* Exercise requirements *
Every line that contains the word "JSON" should be copied.

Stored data
........
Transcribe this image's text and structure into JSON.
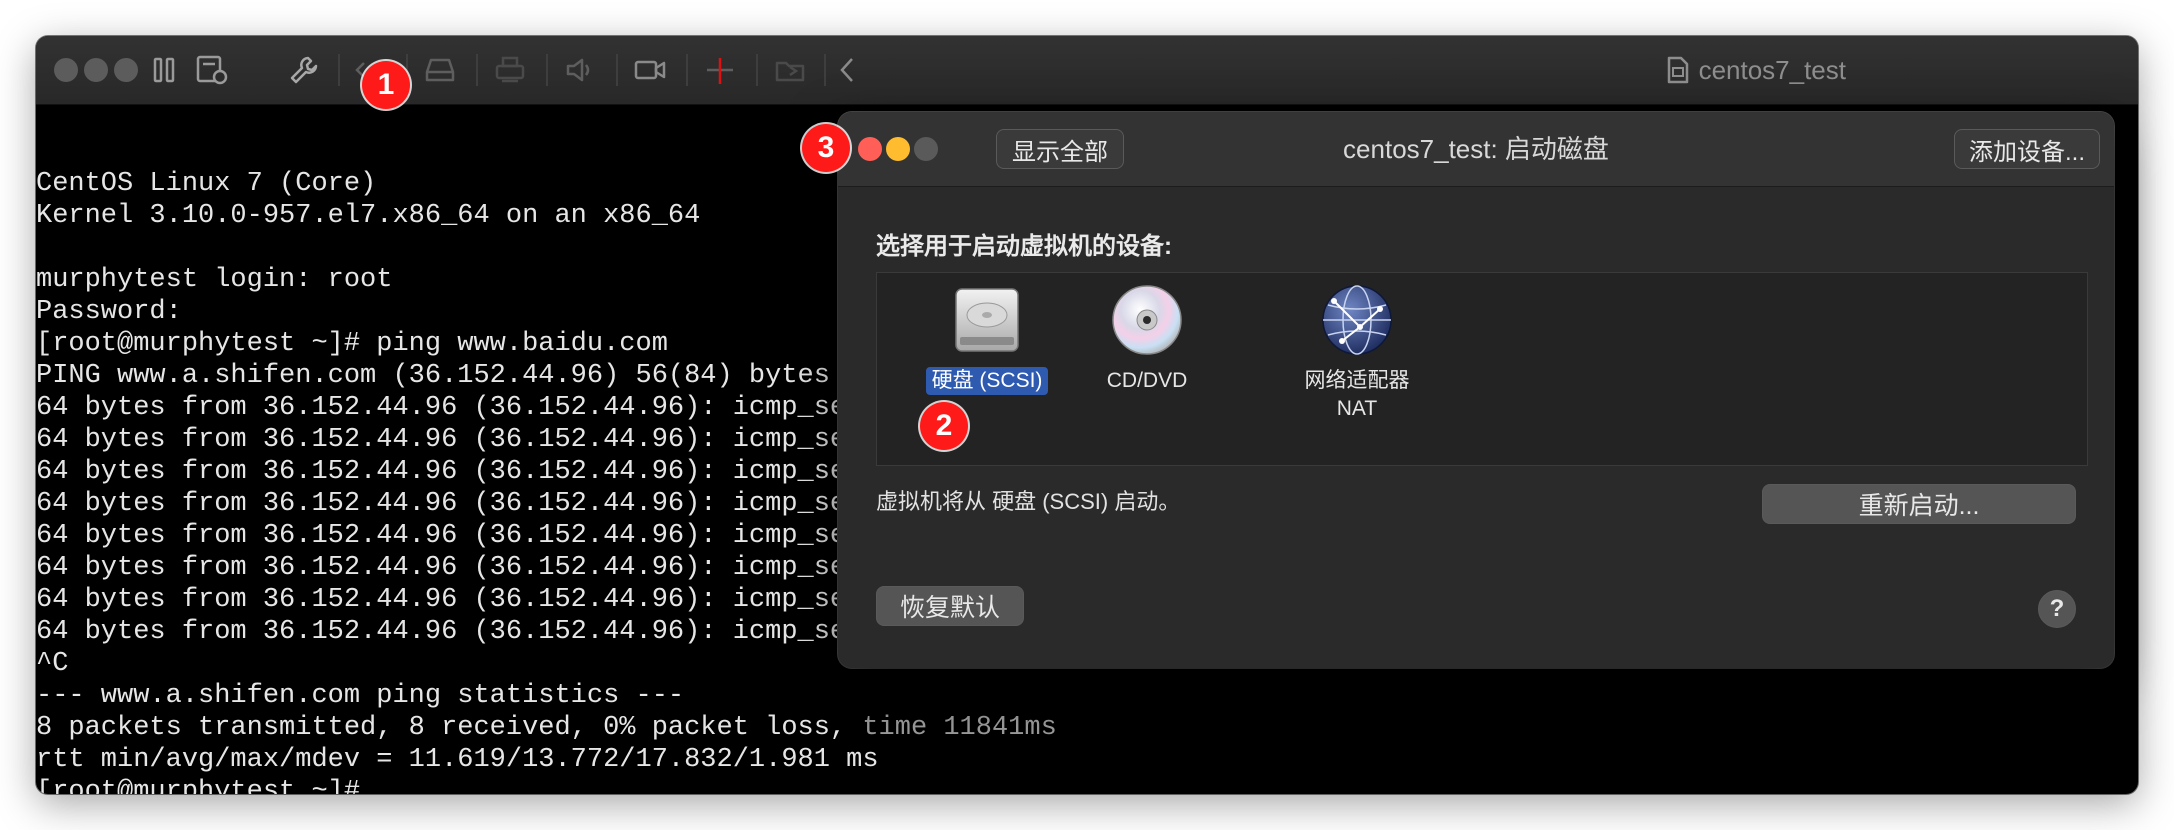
{
  "vm_window": {
    "title": "centos7_test",
    "toolbar_icons": [
      "pause-icon",
      "snapshot-icon",
      "wrench-icon",
      "code-icon",
      "disk-icon",
      "printer-icon",
      "sound-icon",
      "camera-icon",
      "usb-icon",
      "share-icon",
      "back-icon"
    ]
  },
  "terminal": {
    "lines": [
      {
        "text": "CentOS Linux 7 (Core)",
        "style": "normal"
      },
      {
        "text": "Kernel 3.10.0-957.el7.x86_64 on an x86_64",
        "style": "normal"
      },
      {
        "text": "",
        "style": "normal"
      },
      {
        "text": "murphytest login: root",
        "style": "normal"
      },
      {
        "text": "Password:",
        "style": "normal"
      },
      {
        "text": "[root@murphytest ~]# ping www.baidu.com",
        "style": "normal"
      },
      {
        "text": "PING www.a.shifen.com (36.152.44.96) 56(84) bytes",
        "style": "normal"
      },
      {
        "text": "64 bytes from 36.152.44.96 (36.152.44.96): icmp_se",
        "style": "normal"
      },
      {
        "text": "64 bytes from 36.152.44.96 (36.152.44.96): icmp_se",
        "style": "normal"
      },
      {
        "text": "64 bytes from 36.152.44.96 (36.152.44.96): icmp_se",
        "style": "normal"
      },
      {
        "text": "64 bytes from 36.152.44.96 (36.152.44.96): icmp_se",
        "style": "normal"
      },
      {
        "text": "64 bytes from 36.152.44.96 (36.152.44.96): icmp_se",
        "style": "normal"
      },
      {
        "text": "64 bytes from 36.152.44.96 (36.152.44.96): icmp_se",
        "style": "normal"
      },
      {
        "text": "64 bytes from 36.152.44.96 (36.152.44.96): icmp_se",
        "style": "normal"
      },
      {
        "text": "64 bytes from 36.152.44.96 (36.152.44.96): icmp_se",
        "style": "normal"
      },
      {
        "text": "^C",
        "style": "normal"
      },
      {
        "text": "--- www.a.shifen.com ping statistics ---",
        "style": "normal"
      },
      {
        "text": "8 packets transmitted, 8 received, 0% packet loss, ",
        "style": "normal",
        "tail": "time 11841ms"
      },
      {
        "text": "rtt min/avg/max/mdev = 11.619/13.772/17.832/1.981 ms",
        "style": "normal"
      },
      {
        "text": "[root@murphytest ~]#",
        "style": "normal"
      }
    ]
  },
  "dialog": {
    "title": "centos7_test: 启动磁盘",
    "show_all_button": "显示全部",
    "add_device_button": "添加设备...",
    "section_label": "选择用于启动虚拟机的设备:",
    "devices": [
      {
        "label": "硬盘 (SCSI)",
        "icon": "hard-disk-icon",
        "selected": true
      },
      {
        "label": "CD/DVD",
        "icon": "cd-dvd-icon",
        "selected": false
      },
      {
        "label": "网络适配器\nNAT",
        "icon": "network-globe-icon",
        "selected": false
      }
    ],
    "status_text": "虚拟机将从 硬盘 (SCSI) 启动。",
    "restart_button": "重新启动...",
    "restore_default_button": "恢复默认",
    "help_button": "?"
  },
  "annotations": [
    "1",
    "2",
    "3"
  ],
  "colors": {
    "close": "#ff5f57",
    "minimize": "#febc2e",
    "inactive": "#5c5c5c",
    "selection": "#2e5ab0",
    "badge": "#ff1a1a"
  }
}
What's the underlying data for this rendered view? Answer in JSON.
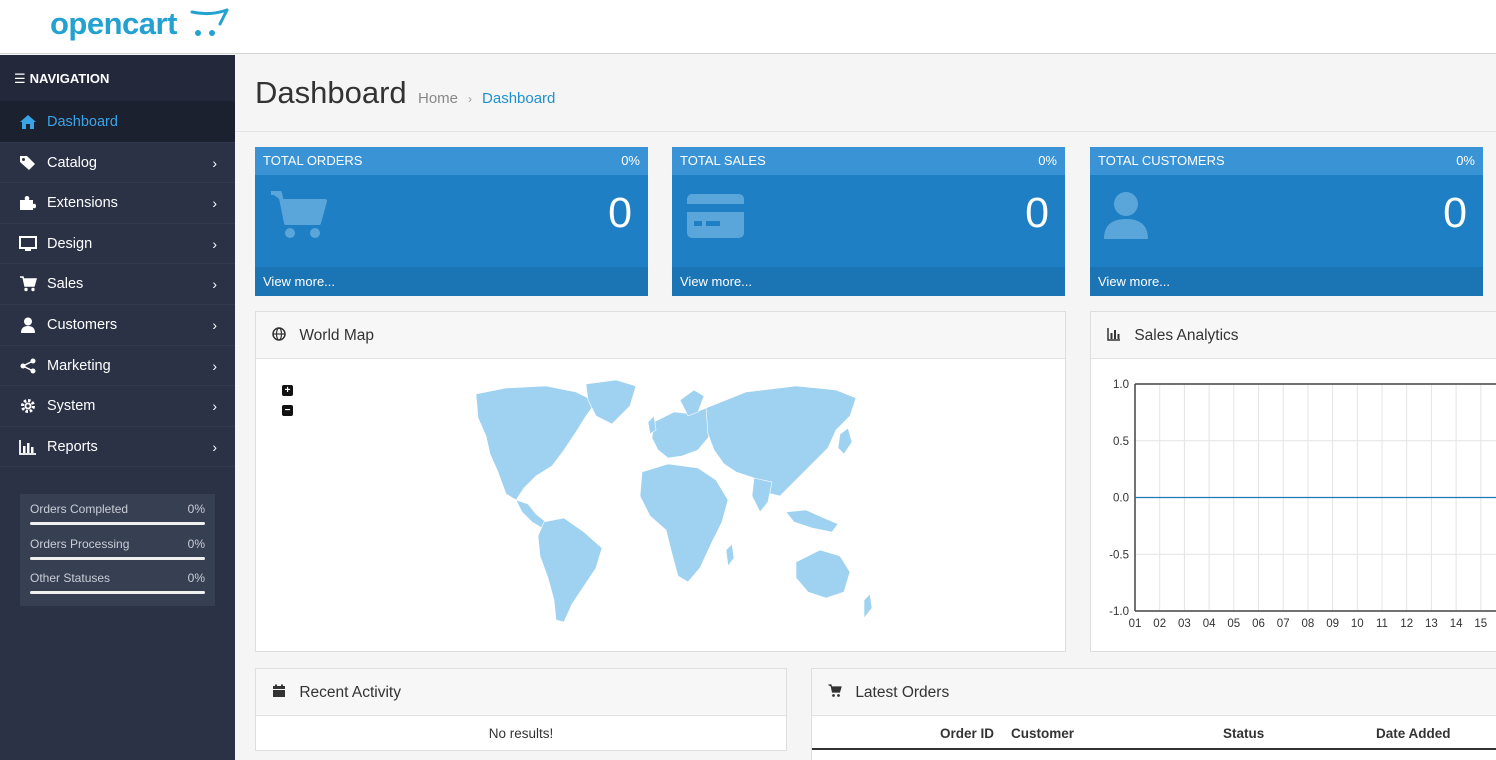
........
* Answer to the problem *
Transcribe this image's text and structure into JSON.
What's the underlying data for this rendered view? Answer in JSON.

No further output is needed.